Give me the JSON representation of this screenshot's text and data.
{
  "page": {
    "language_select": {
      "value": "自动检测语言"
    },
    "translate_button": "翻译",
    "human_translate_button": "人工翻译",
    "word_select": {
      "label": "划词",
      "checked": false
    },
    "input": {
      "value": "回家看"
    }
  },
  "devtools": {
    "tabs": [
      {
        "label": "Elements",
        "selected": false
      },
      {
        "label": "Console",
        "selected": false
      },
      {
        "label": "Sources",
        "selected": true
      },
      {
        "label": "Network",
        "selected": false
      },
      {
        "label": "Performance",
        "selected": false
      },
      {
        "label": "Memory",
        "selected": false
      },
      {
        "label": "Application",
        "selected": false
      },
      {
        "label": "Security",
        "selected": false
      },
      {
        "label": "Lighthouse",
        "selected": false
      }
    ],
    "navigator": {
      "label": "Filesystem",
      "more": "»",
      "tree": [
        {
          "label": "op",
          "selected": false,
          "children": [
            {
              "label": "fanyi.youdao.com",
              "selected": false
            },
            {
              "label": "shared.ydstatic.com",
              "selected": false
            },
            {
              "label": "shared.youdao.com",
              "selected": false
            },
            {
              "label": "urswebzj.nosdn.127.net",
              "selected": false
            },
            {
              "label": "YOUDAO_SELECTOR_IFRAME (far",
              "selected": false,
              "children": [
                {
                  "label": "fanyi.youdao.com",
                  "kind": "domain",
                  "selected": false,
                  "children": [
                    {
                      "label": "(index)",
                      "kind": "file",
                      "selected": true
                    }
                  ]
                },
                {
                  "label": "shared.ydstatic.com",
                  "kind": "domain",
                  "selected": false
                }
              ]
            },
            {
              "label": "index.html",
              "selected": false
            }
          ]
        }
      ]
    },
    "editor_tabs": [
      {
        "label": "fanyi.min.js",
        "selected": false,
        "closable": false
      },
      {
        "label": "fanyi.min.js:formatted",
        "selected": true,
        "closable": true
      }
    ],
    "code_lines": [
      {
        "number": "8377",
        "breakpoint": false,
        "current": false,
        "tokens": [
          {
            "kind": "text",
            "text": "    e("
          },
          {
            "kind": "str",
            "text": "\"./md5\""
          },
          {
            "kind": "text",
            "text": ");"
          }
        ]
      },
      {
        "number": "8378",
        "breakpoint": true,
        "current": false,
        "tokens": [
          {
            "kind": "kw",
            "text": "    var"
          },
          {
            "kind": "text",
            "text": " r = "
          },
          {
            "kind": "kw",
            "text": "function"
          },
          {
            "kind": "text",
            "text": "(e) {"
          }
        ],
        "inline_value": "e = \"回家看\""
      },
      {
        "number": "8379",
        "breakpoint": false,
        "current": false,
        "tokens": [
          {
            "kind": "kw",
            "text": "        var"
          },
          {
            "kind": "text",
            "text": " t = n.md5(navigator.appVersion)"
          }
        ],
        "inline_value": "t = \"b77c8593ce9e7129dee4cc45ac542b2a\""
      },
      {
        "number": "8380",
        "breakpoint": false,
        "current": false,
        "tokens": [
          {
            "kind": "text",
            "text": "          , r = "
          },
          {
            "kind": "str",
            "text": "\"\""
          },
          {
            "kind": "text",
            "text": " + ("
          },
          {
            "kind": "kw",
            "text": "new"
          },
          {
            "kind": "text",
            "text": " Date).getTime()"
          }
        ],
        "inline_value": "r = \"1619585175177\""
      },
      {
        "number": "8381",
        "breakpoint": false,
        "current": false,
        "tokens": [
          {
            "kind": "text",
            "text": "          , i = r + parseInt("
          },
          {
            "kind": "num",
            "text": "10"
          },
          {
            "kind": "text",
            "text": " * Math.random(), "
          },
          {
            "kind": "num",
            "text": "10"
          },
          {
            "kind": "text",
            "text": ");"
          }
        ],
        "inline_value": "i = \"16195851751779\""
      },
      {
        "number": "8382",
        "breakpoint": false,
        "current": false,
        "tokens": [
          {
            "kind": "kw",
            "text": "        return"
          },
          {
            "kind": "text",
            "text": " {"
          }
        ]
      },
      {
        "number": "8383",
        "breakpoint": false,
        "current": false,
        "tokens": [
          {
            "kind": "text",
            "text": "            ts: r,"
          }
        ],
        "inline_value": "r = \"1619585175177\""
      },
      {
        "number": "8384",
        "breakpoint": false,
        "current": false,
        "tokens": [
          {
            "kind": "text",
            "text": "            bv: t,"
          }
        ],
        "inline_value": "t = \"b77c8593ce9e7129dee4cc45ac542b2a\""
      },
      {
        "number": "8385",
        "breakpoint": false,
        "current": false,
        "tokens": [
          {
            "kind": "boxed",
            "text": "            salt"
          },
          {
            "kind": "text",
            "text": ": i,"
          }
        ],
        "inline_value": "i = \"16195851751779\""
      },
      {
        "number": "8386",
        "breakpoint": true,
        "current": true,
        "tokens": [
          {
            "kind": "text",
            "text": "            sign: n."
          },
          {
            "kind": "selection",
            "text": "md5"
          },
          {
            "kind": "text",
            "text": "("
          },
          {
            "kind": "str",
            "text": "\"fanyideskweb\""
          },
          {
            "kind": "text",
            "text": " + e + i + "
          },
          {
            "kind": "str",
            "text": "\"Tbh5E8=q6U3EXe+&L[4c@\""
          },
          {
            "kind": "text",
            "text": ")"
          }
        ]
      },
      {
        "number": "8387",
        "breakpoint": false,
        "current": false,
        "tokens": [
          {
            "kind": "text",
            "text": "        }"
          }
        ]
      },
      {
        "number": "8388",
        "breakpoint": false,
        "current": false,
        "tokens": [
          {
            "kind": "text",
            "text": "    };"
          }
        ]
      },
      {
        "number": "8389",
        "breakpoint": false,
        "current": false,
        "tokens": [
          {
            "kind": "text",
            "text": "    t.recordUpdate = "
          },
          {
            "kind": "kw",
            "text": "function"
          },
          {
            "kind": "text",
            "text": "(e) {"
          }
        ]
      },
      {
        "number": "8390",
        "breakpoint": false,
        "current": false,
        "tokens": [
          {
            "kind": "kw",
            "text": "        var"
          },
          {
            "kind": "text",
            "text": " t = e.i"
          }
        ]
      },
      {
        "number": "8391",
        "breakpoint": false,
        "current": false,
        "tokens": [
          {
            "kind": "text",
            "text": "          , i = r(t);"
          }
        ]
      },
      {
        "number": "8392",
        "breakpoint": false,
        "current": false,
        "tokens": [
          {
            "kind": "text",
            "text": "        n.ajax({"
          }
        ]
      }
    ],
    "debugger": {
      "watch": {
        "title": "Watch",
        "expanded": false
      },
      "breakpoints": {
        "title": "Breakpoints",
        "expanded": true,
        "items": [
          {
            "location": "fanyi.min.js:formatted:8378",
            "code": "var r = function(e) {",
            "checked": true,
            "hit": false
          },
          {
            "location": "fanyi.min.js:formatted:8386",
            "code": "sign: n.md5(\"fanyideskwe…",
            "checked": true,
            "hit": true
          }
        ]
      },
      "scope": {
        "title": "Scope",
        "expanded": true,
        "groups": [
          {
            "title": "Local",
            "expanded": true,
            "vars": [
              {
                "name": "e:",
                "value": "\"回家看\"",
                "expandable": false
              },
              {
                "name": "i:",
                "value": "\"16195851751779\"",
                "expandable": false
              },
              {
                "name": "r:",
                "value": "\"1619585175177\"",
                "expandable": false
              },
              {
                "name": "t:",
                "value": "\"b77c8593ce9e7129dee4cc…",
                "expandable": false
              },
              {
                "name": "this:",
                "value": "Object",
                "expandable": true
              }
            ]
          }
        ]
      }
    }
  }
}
# # # # #
### Brief
Set down the entries verbatim, leaving none out.

### Output for this task
Give me the JSON representation of this screenshot's text and data.
{
  "page": {
    "language_select": {
      "value": "自动检测语言"
    },
    "translate_button": "翻译",
    "human_translate_button": "人工翻译",
    "word_select": {
      "label": "划词",
      "checked": false
    },
    "input": {
      "value": "回家看"
    }
  },
  "devtools": {
    "tabs": [
      {
        "label": "Elements",
        "selected": false
      },
      {
        "label": "Console",
        "selected": false
      },
      {
        "label": "Sources",
        "selected": true
      },
      {
        "label": "Network",
        "selected": false
      },
      {
        "label": "Performance",
        "selected": false
      },
      {
        "label": "Memory",
        "selected": false
      },
      {
        "label": "Application",
        "selected": false
      },
      {
        "label": "Security",
        "selected": false
      },
      {
        "label": "Lighthouse",
        "selected": false
      }
    ],
    "navigator": {
      "label": "Filesystem",
      "more": "»",
      "tree": [
        {
          "label": "op",
          "selected": false,
          "children": [
            {
              "label": "fanyi.youdao.com",
              "selected": false
            },
            {
              "label": "shared.ydstatic.com",
              "selected": false
            },
            {
              "label": "shared.youdao.com",
              "selected": false
            },
            {
              "label": "urswebzj.nosdn.127.net",
              "selected": false
            },
            {
              "label": "YOUDAO_SELECTOR_IFRAME (far",
              "selected": false,
              "children": [
                {
                  "label": "fanyi.youdao.com",
                  "kind": "domain",
                  "selected": false,
                  "children": [
                    {
                      "label": "(index)",
                      "kind": "file",
                      "selected": true
                    }
                  ]
                },
                {
                  "label": "shared.ydstatic.com",
                  "kind": "domain",
                  "selected": false
                }
              ]
            },
            {
              "label": "index.html",
              "selected": false
            }
          ]
        }
      ]
    },
    "editor_tabs": [
      {
        "label": "fanyi.min.js",
        "selected": false,
        "closable": false
      },
      {
        "label": "fanyi.min.js:formatted",
        "selected": true,
        "closable": true
      }
    ],
    "code_lines": [
      {
        "number": "8377",
        "breakpoint": false,
        "current": false,
        "tokens": [
          {
            "kind": "text",
            "text": "    e("
          },
          {
            "kind": "str",
            "text": "\"./md5\""
          },
          {
            "kind": "text",
            "text": ");"
          }
        ]
      },
      {
        "number": "8378",
        "breakpoint": true,
        "current": false,
        "tokens": [
          {
            "kind": "kw",
            "text": "    var"
          },
          {
            "kind": "text",
            "text": " r = "
          },
          {
            "kind": "kw",
            "text": "function"
          },
          {
            "kind": "text",
            "text": "(e) {"
          }
        ],
        "inline_value": "e = \"回家看\""
      },
      {
        "number": "8379",
        "breakpoint": false,
        "current": false,
        "tokens": [
          {
            "kind": "kw",
            "text": "        var"
          },
          {
            "kind": "text",
            "text": " t = n.md5(navigator.appVersion)"
          }
        ],
        "inline_value": "t = \"b77c8593ce9e7129dee4cc45ac542b2a\""
      },
      {
        "number": "8380",
        "breakpoint": false,
        "current": false,
        "tokens": [
          {
            "kind": "text",
            "text": "          , r = "
          },
          {
            "kind": "str",
            "text": "\"\""
          },
          {
            "kind": "text",
            "text": " + ("
          },
          {
            "kind": "kw",
            "text": "new"
          },
          {
            "kind": "text",
            "text": " Date).getTime()"
          }
        ],
        "inline_value": "r = \"1619585175177\""
      },
      {
        "number": "8381",
        "breakpoint": false,
        "current": false,
        "tokens": [
          {
            "kind": "text",
            "text": "          , i = r + parseInt("
          },
          {
            "kind": "num",
            "text": "10"
          },
          {
            "kind": "text",
            "text": " * Math.random(), "
          },
          {
            "kind": "num",
            "text": "10"
          },
          {
            "kind": "text",
            "text": ");"
          }
        ],
        "inline_value": "i = \"16195851751779\""
      },
      {
        "number": "8382",
        "breakpoint": false,
        "current": false,
        "tokens": [
          {
            "kind": "kw",
            "text": "        return"
          },
          {
            "kind": "text",
            "text": " {"
          }
        ]
      },
      {
        "number": "8383",
        "breakpoint": false,
        "current": false,
        "tokens": [
          {
            "kind": "text",
            "text": "            ts: r,"
          }
        ],
        "inline_value": "r = \"1619585175177\""
      },
      {
        "number": "8384",
        "breakpoint": false,
        "current": false,
        "tokens": [
          {
            "kind": "text",
            "text": "            bv: t,"
          }
        ],
        "inline_value": "t = \"b77c8593ce9e7129dee4cc45ac542b2a\""
      },
      {
        "number": "8385",
        "breakpoint": false,
        "current": false,
        "tokens": [
          {
            "kind": "boxed",
            "text": "            salt"
          },
          {
            "kind": "text",
            "text": ": i,"
          }
        ],
        "inline_value": "i = \"16195851751779\""
      },
      {
        "number": "8386",
        "breakpoint": true,
        "current": true,
        "tokens": [
          {
            "kind": "text",
            "text": "            sign: n."
          },
          {
            "kind": "selection",
            "text": "md5"
          },
          {
            "kind": "text",
            "text": "("
          },
          {
            "kind": "str",
            "text": "\"fanyideskweb\""
          },
          {
            "kind": "text",
            "text": " + e + i + "
          },
          {
            "kind": "str",
            "text": "\"Tbh5E8=q6U3EXe+&L[4c@\""
          },
          {
            "kind": "text",
            "text": ")"
          }
        ]
      },
      {
        "number": "8387",
        "breakpoint": false,
        "current": false,
        "tokens": [
          {
            "kind": "text",
            "text": "        }"
          }
        ]
      },
      {
        "number": "8388",
        "breakpoint": false,
        "current": false,
        "tokens": [
          {
            "kind": "text",
            "text": "    };"
          }
        ]
      },
      {
        "number": "8389",
        "breakpoint": false,
        "current": false,
        "tokens": [
          {
            "kind": "text",
            "text": "    t.recordUpdate = "
          },
          {
            "kind": "kw",
            "text": "function"
          },
          {
            "kind": "text",
            "text": "(e) {"
          }
        ]
      },
      {
        "number": "8390",
        "breakpoint": false,
        "current": false,
        "tokens": [
          {
            "kind": "kw",
            "text": "        var"
          },
          {
            "kind": "text",
            "text": " t = e.i"
          }
        ]
      },
      {
        "number": "8391",
        "breakpoint": false,
        "current": false,
        "tokens": [
          {
            "kind": "text",
            "text": "          , i = r(t);"
          }
        ]
      },
      {
        "number": "8392",
        "breakpoint": false,
        "current": false,
        "tokens": [
          {
            "kind": "text",
            "text": "        n.ajax({"
          }
        ]
      }
    ],
    "debugger": {
      "watch": {
        "title": "Watch",
        "expanded": false
      },
      "breakpoints": {
        "title": "Breakpoints",
        "expanded": true,
        "items": [
          {
            "location": "fanyi.min.js:formatted:8378",
            "code": "var r = function(e) {",
            "checked": true,
            "hit": false
          },
          {
            "location": "fanyi.min.js:formatted:8386",
            "code": "sign: n.md5(\"fanyideskwe…",
            "checked": true,
            "hit": true
          }
        ]
      },
      "scope": {
        "title": "Scope",
        "expanded": true,
        "groups": [
          {
            "title": "Local",
            "expanded": true,
            "vars": [
              {
                "name": "e:",
                "value": "\"回家看\"",
                "expandable": false
              },
              {
                "name": "i:",
                "value": "\"16195851751779\"",
                "expandable": false
              },
              {
                "name": "r:",
                "value": "\"1619585175177\"",
                "expandable": false
              },
              {
                "name": "t:",
                "value": "\"b77c8593ce9e7129dee4cc…",
                "expandable": false
              },
              {
                "name": "this:",
                "value": "Object",
                "expandable": true
              }
            ]
          }
        ]
      }
    }
  }
}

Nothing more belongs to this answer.